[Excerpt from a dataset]
═══

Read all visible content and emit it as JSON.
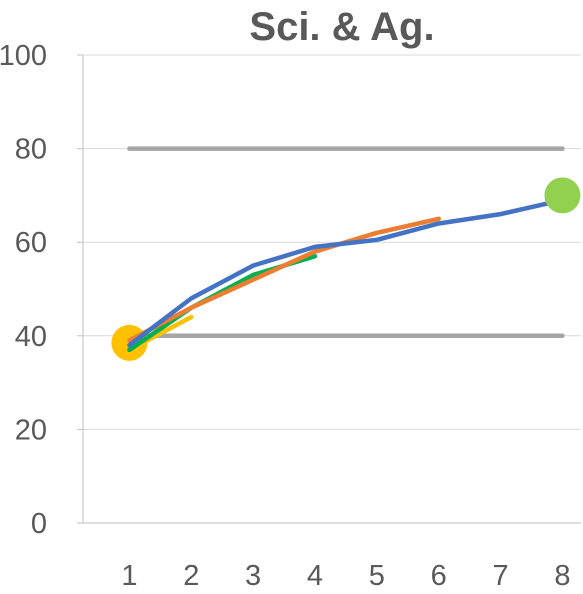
{
  "chart_data": {
    "type": "line",
    "title": "Sci. & Ag.",
    "xlabel": "",
    "ylabel": "",
    "x": [
      1,
      2,
      3,
      4,
      5,
      6,
      7,
      8
    ],
    "xlim": [
      0.25,
      8.3
    ],
    "ylim": [
      0,
      100
    ],
    "y_ticks": [
      0,
      20,
      40,
      60,
      80,
      100
    ],
    "x_ticks": [
      1,
      2,
      3,
      4,
      5,
      6,
      7,
      8
    ],
    "grid": "horizontal",
    "legend": "none",
    "reference_lines": [
      {
        "y": 80,
        "x_start": 1,
        "x_end": 8,
        "color": "#a6a6a6"
      },
      {
        "y": 40,
        "x_start": 1,
        "x_end": 8,
        "color": "#a6a6a6"
      }
    ],
    "series": [
      {
        "x": [
          1,
          2
        ],
        "values": [
          37,
          44
        ],
        "color": "#ffc000"
      },
      {
        "x": [
          1,
          2,
          3,
          4
        ],
        "values": [
          37,
          46,
          53,
          57
        ],
        "color": "#00b050"
      },
      {
        "x": [
          1,
          2,
          3,
          4,
          5,
          6
        ],
        "values": [
          39,
          46,
          52,
          58,
          62,
          65
        ],
        "color": "#ed7d31"
      },
      {
        "x": [
          1,
          2,
          3,
          4,
          5,
          6,
          7,
          8
        ],
        "values": [
          38,
          48,
          55,
          59,
          60.5,
          64,
          66,
          69
        ],
        "color": "#4472c4"
      }
    ],
    "markers": [
      {
        "x": 1,
        "y": 38.5,
        "color": "#ffc000"
      },
      {
        "x": 8,
        "y": 70,
        "color": "#92d050"
      }
    ]
  }
}
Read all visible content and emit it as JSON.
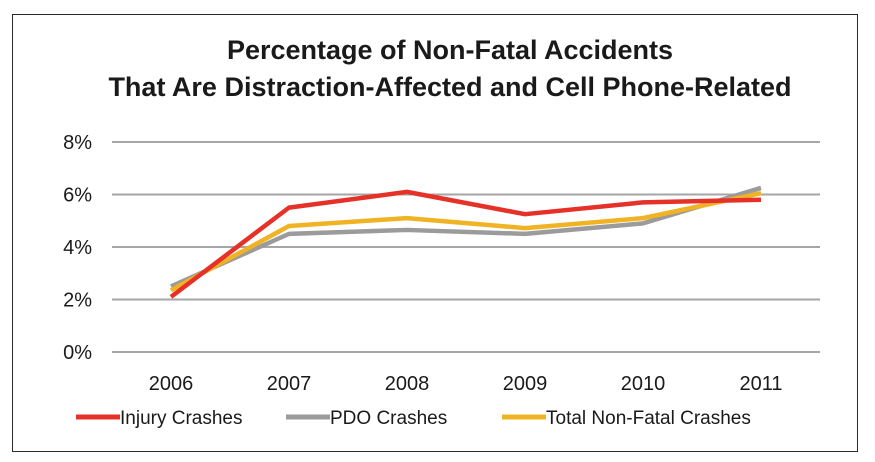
{
  "chart_data": {
    "type": "line",
    "title": [
      "Percentage of Non-Fatal Accidents",
      "That Are Distraction-Affected and Cell Phone-Related"
    ],
    "xlabel": "",
    "ylabel": "",
    "categories": [
      "2006",
      "2007",
      "2008",
      "2009",
      "2010",
      "2011"
    ],
    "ylim": [
      0,
      8
    ],
    "yticks": [
      0,
      2,
      4,
      6,
      8
    ],
    "ytick_labels": [
      "0%",
      "2%",
      "4%",
      "6%",
      "8%"
    ],
    "grid": true,
    "legend_position": "bottom",
    "series": [
      {
        "name": "Injury Crashes",
        "color": "#e63128",
        "values": [
          2.1,
          5.5,
          6.1,
          5.25,
          5.7,
          5.8
        ]
      },
      {
        "name": "PDO Crashes",
        "color": "#9b9b9b",
        "values": [
          2.5,
          4.5,
          4.65,
          4.5,
          4.9,
          6.25
        ]
      },
      {
        "name": "Total Non-Fatal Crashes",
        "color": "#f0b323",
        "values": [
          2.35,
          4.8,
          5.1,
          4.72,
          5.1,
          6.05
        ]
      }
    ]
  }
}
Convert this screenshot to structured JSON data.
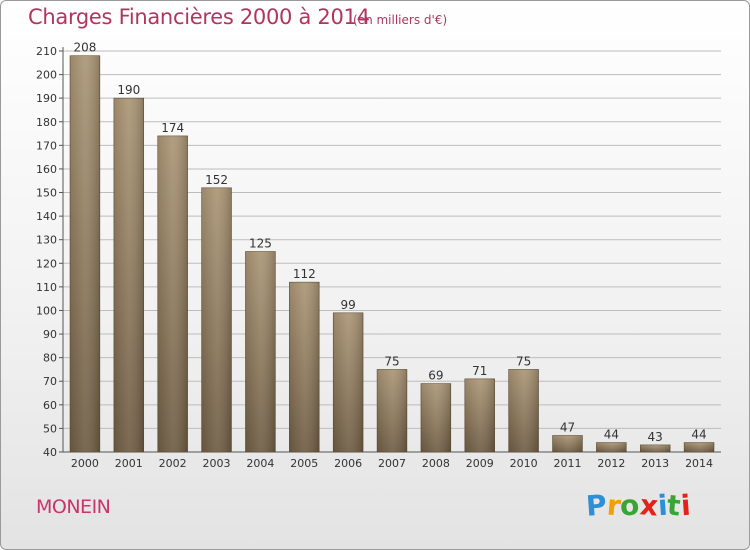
{
  "chart_data": {
    "type": "bar",
    "title": "Charges Financières 2000 à 2014",
    "subtitle": "(en milliers d'€)",
    "categories": [
      "2000",
      "2001",
      "2002",
      "2003",
      "2004",
      "2005",
      "2006",
      "2007",
      "2008",
      "2009",
      "2010",
      "2011",
      "2012",
      "2013",
      "2014"
    ],
    "values": [
      208,
      190,
      174,
      152,
      125,
      112,
      99,
      75,
      69,
      71,
      75,
      47,
      44,
      43,
      44
    ],
    "ylim": [
      40,
      210
    ],
    "yticks": [
      40,
      50,
      60,
      70,
      80,
      90,
      100,
      110,
      120,
      130,
      140,
      150,
      160,
      170,
      180,
      190,
      200,
      210
    ],
    "grid": true,
    "bar_color": "#8f7b5c",
    "accent_color": "#b0365f"
  },
  "footer": {
    "location": "MONEIN",
    "brand": "Proxiti",
    "brand_letters": [
      "P",
      "r",
      "o",
      "x",
      "i",
      "t",
      "i"
    ],
    "brand_colors": [
      "#2d8fd5",
      "#f3a000",
      "#3aa535",
      "#e2231a",
      "#2d8fd5",
      "#3aa535",
      "#e2231a"
    ]
  }
}
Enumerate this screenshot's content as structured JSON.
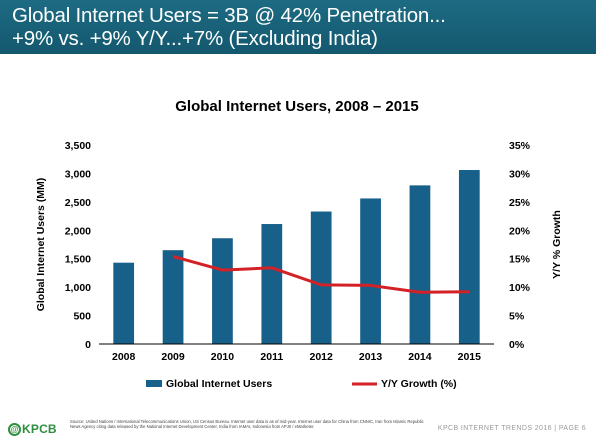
{
  "header": {
    "title_line1": "Global Internet Users = 3B @ 42% Penetration...",
    "title_line2": "+9% vs. +9% Y/Y...+7% (Excluding India)"
  },
  "colors": {
    "header_band": "#17607a",
    "bar": "#17608a",
    "line": "#d42126",
    "logo": "#2f8f3f"
  },
  "chart_data": {
    "type": "bar",
    "title": "Global Internet Users, 2008 – 2015",
    "categories": [
      "2008",
      "2009",
      "2010",
      "2011",
      "2012",
      "2013",
      "2014",
      "2015"
    ],
    "series": [
      {
        "name": "Global Internet Users",
        "type": "bar",
        "axis": "left",
        "values": [
          1430,
          1650,
          1860,
          2110,
          2330,
          2560,
          2790,
          3060
        ]
      },
      {
        "name": "Y/Y Growth (%)",
        "type": "line",
        "axis": "right",
        "values": [
          null,
          15.4,
          13.0,
          13.4,
          10.4,
          10.3,
          9.1,
          9.2
        ]
      }
    ],
    "ylabel": "Global Internet Users (MM)",
    "y2label": "Y/Y % Growth",
    "ylim": [
      0,
      3500
    ],
    "y2lim": [
      0,
      35
    ],
    "yticks": [
      "0",
      "500",
      "1,000",
      "1,500",
      "2,000",
      "2,500",
      "3,000",
      "3,500"
    ],
    "y2ticks": [
      "0%",
      "5%",
      "10%",
      "15%",
      "20%",
      "25%",
      "30%",
      "35%"
    ],
    "grid": false,
    "legend": "bottom"
  },
  "footer": {
    "logo_symbol": "@",
    "logo_text": "KPCB",
    "source": "Source: United Nations / International Telecommunications Union, US Census Bureau. Internet user data is as of mid-year. Internet user data for China from CNNIC, Iran from Islamic Republic News Agency citing data released by the National Internet Development Center, India from IAMAI, Indonesia from APJII / eMarketer.",
    "right_text": "KPCB INTERNET TRENDS 2016  |  PAGE 6"
  }
}
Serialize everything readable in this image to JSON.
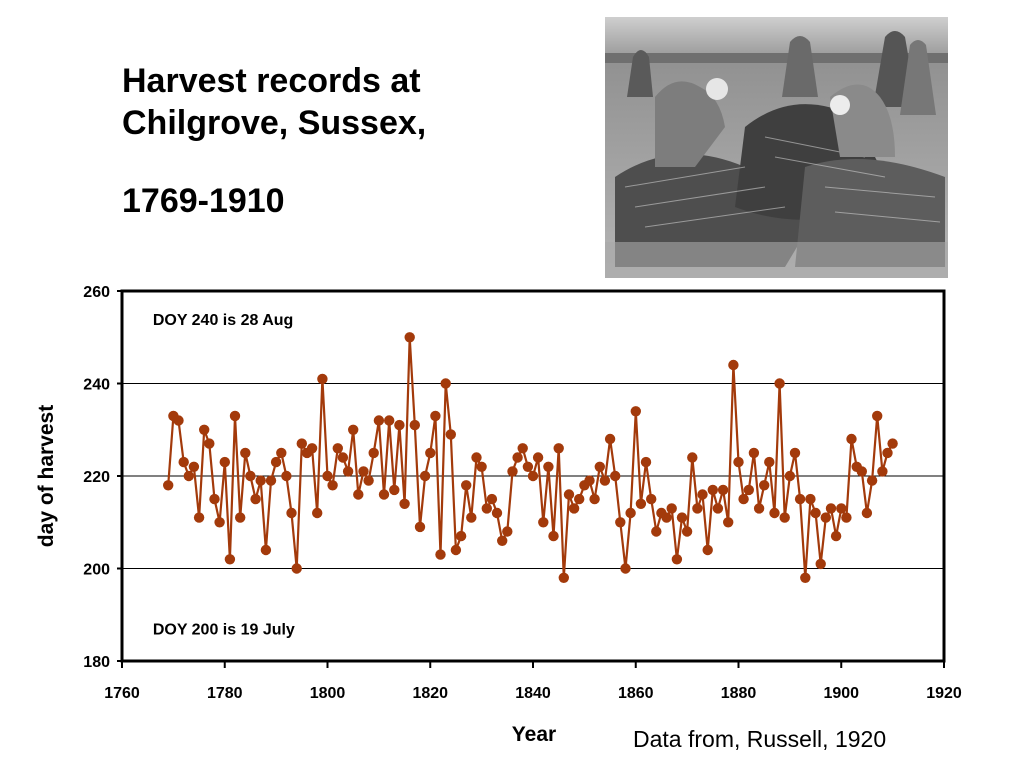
{
  "slide": {
    "title_line1": "Harvest records at",
    "title_line2": "Chilgrove, Sussex,",
    "title_years": "1769-1910",
    "source": "Data from, Russell, 1920",
    "photo_subject": "women-stacking-harvest-sheaves"
  },
  "chart_data": {
    "type": "line",
    "xlabel": "Year",
    "ylabel": "day of harvest",
    "xlim": [
      1760,
      1920
    ],
    "ylim": [
      180,
      260
    ],
    "xticks": [
      1760,
      1780,
      1800,
      1820,
      1840,
      1860,
      1880,
      1900,
      1920
    ],
    "yticks": [
      180,
      200,
      220,
      240,
      260
    ],
    "grid": "horizontal",
    "legend": "none",
    "color": "#a33a0b",
    "annotations": [
      {
        "text": "DOY 240 is 28 Aug",
        "x": 1766,
        "y": 254
      },
      {
        "text": "DOY 200 is 19 July",
        "x": 1766,
        "y": 187
      }
    ],
    "series": [
      {
        "x": [
          1769,
          1770,
          1771,
          1772,
          1773,
          1774,
          1775,
          1776,
          1777,
          1778,
          1779,
          1780,
          1781,
          1782,
          1783,
          1784,
          1785,
          1786,
          1787,
          1788,
          1789,
          1790,
          1791,
          1792,
          1793,
          1794,
          1795,
          1796,
          1797,
          1798,
          1799,
          1800,
          1801,
          1802,
          1803,
          1804,
          1805,
          1806,
          1807,
          1808,
          1809,
          1810,
          1811,
          1812,
          1813,
          1814,
          1815,
          1816,
          1817,
          1818,
          1819,
          1820,
          1821,
          1822,
          1823,
          1824,
          1825,
          1826,
          1827,
          1828,
          1829,
          1830,
          1831,
          1832,
          1833,
          1834,
          1835,
          1836,
          1837,
          1838,
          1839,
          1840,
          1841,
          1842,
          1843,
          1844,
          1845,
          1846,
          1847,
          1848,
          1849,
          1850,
          1851,
          1852,
          1853,
          1854,
          1855,
          1856,
          1857,
          1858,
          1859,
          1860,
          1861,
          1862,
          1863,
          1864,
          1865,
          1866,
          1867,
          1868,
          1869,
          1870,
          1871,
          1872,
          1873,
          1874,
          1875,
          1876,
          1877,
          1878,
          1879,
          1880,
          1881,
          1882,
          1883,
          1884,
          1885,
          1886,
          1887,
          1888,
          1889,
          1890,
          1891,
          1892,
          1893,
          1894,
          1895,
          1896,
          1897,
          1898,
          1899,
          1900,
          1901,
          1902,
          1903,
          1904,
          1905,
          1906,
          1907,
          1908,
          1909,
          1910
        ],
        "values": [
          218,
          233,
          232,
          223,
          220,
          222,
          211,
          230,
          227,
          215,
          210,
          223,
          202,
          233,
          211,
          225,
          220,
          215,
          219,
          204,
          219,
          223,
          225,
          220,
          212,
          200,
          227,
          225,
          226,
          212,
          241,
          220,
          218,
          226,
          224,
          221,
          230,
          216,
          221,
          219,
          225,
          232,
          216,
          232,
          217,
          231,
          214,
          250,
          231,
          209,
          220,
          225,
          233,
          203,
          240,
          229,
          204,
          207,
          218,
          211,
          224,
          222,
          213,
          215,
          212,
          206,
          208,
          221,
          224,
          226,
          222,
          220,
          224,
          210,
          222,
          207,
          226,
          198,
          216,
          213,
          215,
          218,
          219,
          215,
          222,
          219,
          228,
          220,
          210,
          200,
          212,
          234,
          214,
          223,
          215,
          208,
          212,
          211,
          213,
          202,
          211,
          208,
          224,
          213,
          216,
          204,
          217,
          213,
          217,
          210,
          244,
          223,
          215,
          217,
          225,
          213,
          218,
          223,
          212,
          240,
          211,
          220,
          225,
          215,
          198,
          215,
          212,
          201,
          211,
          213,
          207,
          213,
          211,
          228,
          222,
          221,
          212,
          219,
          233,
          221,
          225,
          227
        ]
      }
    ]
  }
}
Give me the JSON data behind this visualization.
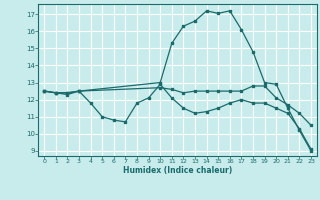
{
  "xlabel": "Humidex (Indice chaleur)",
  "bg_color": "#c8ecec",
  "grid_color": "#ffffff",
  "line_color": "#1a6b6b",
  "xlim": [
    -0.5,
    23.5
  ],
  "ylim": [
    8.7,
    17.6
  ],
  "xticks": [
    0,
    1,
    2,
    3,
    4,
    5,
    6,
    7,
    8,
    9,
    10,
    11,
    12,
    13,
    14,
    15,
    16,
    17,
    18,
    19,
    20,
    21,
    22,
    23
  ],
  "yticks": [
    9,
    10,
    11,
    12,
    13,
    14,
    15,
    16,
    17
  ],
  "line1_x": [
    0,
    1,
    2,
    3,
    4,
    5,
    6,
    7,
    8,
    9,
    10,
    11,
    12,
    13,
    14,
    15,
    16,
    17,
    18,
    19,
    20,
    21,
    22,
    23
  ],
  "line1_y": [
    12.5,
    12.4,
    12.3,
    12.5,
    11.8,
    11.0,
    10.8,
    10.7,
    11.8,
    12.1,
    12.9,
    12.1,
    11.5,
    11.2,
    11.3,
    11.5,
    11.8,
    12.0,
    11.8,
    11.8,
    11.5,
    11.2,
    10.3,
    9.1
  ],
  "line2_x": [
    0,
    1,
    2,
    3,
    10,
    11,
    12,
    13,
    14,
    15,
    16,
    17,
    18,
    19,
    20,
    21,
    22,
    23
  ],
  "line2_y": [
    12.5,
    12.4,
    12.4,
    12.5,
    12.7,
    12.6,
    12.4,
    12.5,
    12.5,
    12.5,
    12.5,
    12.5,
    12.8,
    12.8,
    12.1,
    11.7,
    11.2,
    10.5
  ],
  "line3_x": [
    0,
    1,
    2,
    3,
    10,
    11,
    12,
    13,
    14,
    15,
    16,
    17,
    18,
    19,
    20,
    21,
    22,
    23
  ],
  "line3_y": [
    12.5,
    12.4,
    12.4,
    12.5,
    13.0,
    15.3,
    16.3,
    16.6,
    17.2,
    17.05,
    17.2,
    16.1,
    14.8,
    13.0,
    12.9,
    11.5,
    10.2,
    9.0
  ]
}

═══

## WHAT IS EXPECTED
Identify each line in the records above containing the word "Global"; copy those lines.

## RESULT OF THE EXERCISE
    "title_line1": "Global Internet Users = 3B @ 42% Penetration...",
    "title": "Global Internet Users, 2008 – 2015",
        "name": "Global Internet Users",
    "ylabel": "Global Internet Users (MM)",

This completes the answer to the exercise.